- [Brief] Within the records below, find each line that holds the string "right", then copy it.

- [Entries with figure data]
════════

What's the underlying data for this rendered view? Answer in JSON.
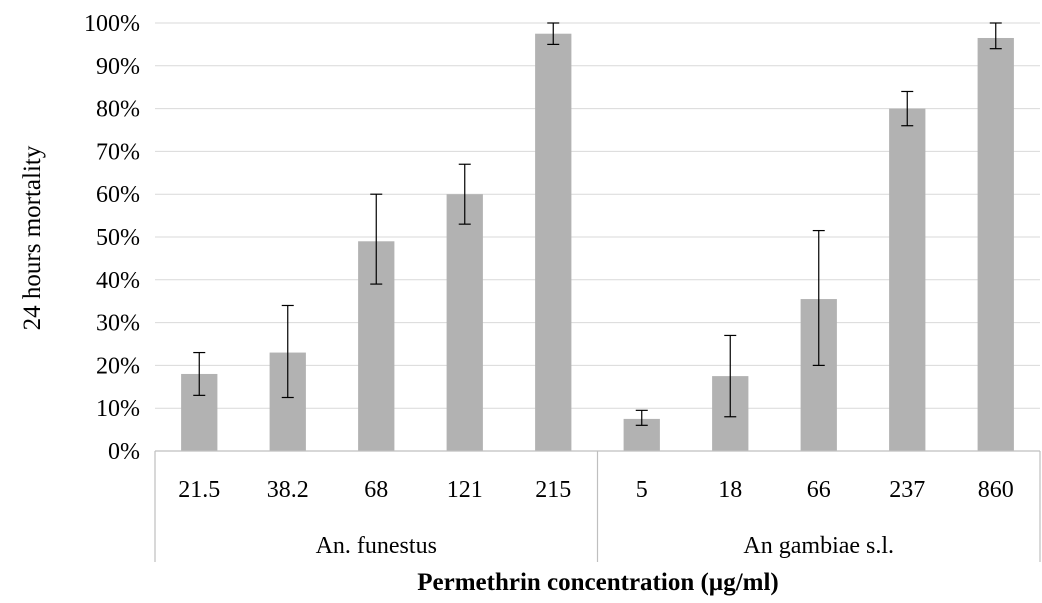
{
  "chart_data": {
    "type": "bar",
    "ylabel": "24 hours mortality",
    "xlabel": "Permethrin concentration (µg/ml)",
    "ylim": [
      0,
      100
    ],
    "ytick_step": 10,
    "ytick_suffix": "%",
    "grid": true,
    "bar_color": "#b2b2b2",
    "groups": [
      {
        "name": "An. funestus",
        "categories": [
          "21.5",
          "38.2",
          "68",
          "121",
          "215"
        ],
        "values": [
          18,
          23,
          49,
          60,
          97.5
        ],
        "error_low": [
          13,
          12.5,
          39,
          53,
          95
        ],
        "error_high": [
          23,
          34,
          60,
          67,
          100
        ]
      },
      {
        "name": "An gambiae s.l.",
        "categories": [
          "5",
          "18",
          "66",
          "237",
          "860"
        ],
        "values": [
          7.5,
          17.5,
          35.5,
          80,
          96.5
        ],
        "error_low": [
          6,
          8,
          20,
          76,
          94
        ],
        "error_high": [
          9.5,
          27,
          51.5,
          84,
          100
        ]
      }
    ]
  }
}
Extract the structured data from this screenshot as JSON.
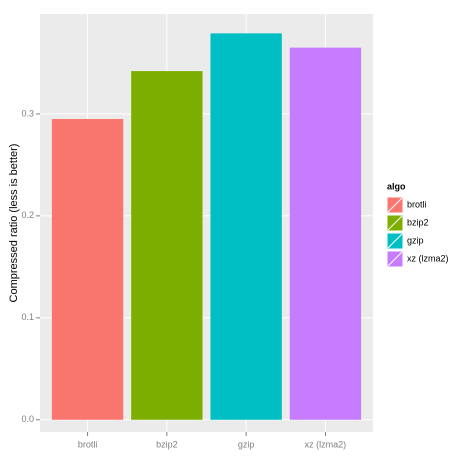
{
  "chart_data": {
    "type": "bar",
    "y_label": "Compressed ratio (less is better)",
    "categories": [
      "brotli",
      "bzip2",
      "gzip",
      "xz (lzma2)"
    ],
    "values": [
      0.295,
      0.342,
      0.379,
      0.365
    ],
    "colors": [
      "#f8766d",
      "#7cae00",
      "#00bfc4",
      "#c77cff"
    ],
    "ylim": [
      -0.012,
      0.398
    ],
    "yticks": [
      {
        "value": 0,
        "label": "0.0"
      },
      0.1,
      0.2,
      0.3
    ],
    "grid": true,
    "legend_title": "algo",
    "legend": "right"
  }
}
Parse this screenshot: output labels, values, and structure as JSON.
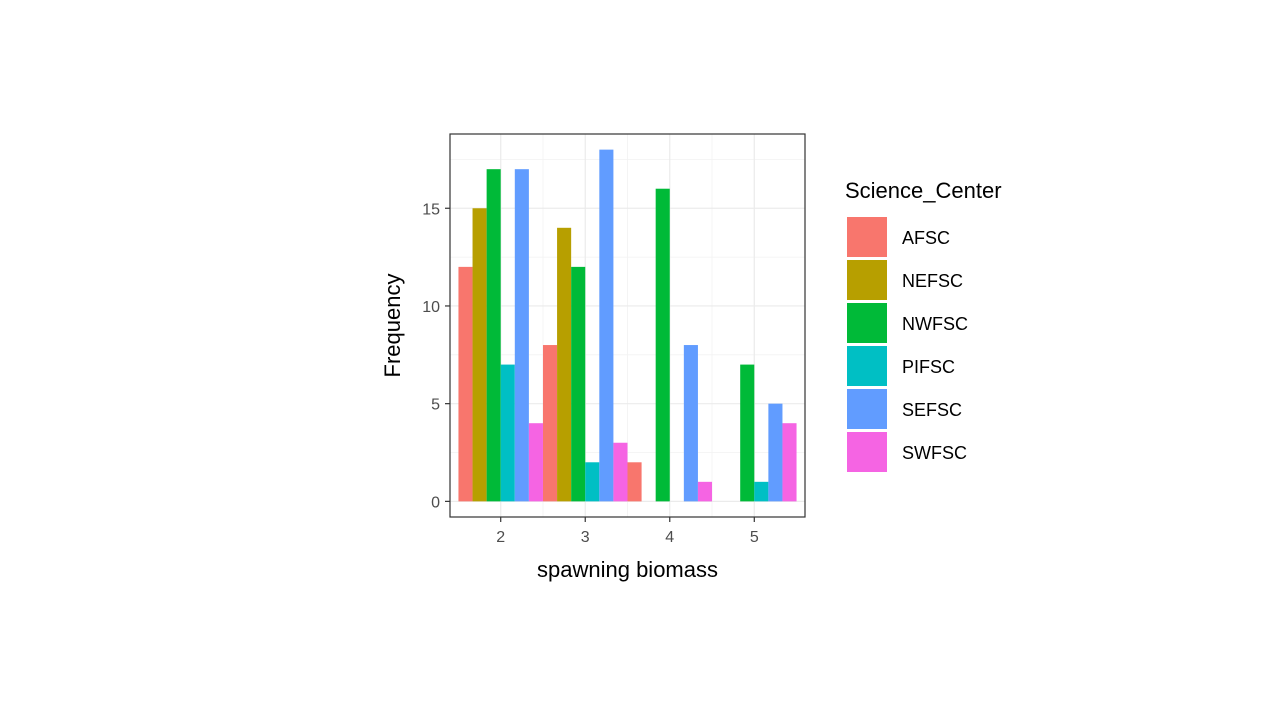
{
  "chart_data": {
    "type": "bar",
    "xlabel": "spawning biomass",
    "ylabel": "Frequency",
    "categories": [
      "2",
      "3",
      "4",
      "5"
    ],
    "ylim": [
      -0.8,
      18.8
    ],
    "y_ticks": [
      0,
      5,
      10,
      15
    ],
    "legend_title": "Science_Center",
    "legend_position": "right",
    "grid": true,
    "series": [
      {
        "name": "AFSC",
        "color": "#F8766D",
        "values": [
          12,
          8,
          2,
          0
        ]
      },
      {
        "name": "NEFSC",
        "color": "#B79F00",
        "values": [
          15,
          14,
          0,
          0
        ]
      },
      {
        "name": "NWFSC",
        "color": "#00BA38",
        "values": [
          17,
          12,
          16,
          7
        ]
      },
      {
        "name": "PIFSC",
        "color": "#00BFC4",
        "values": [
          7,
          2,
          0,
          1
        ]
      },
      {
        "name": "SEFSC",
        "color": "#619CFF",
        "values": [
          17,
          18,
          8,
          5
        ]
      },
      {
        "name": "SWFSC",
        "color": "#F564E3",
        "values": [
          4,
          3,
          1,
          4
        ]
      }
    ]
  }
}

════════

- [Exercise solution]
    "legend": "right"
    "legend_position": "right",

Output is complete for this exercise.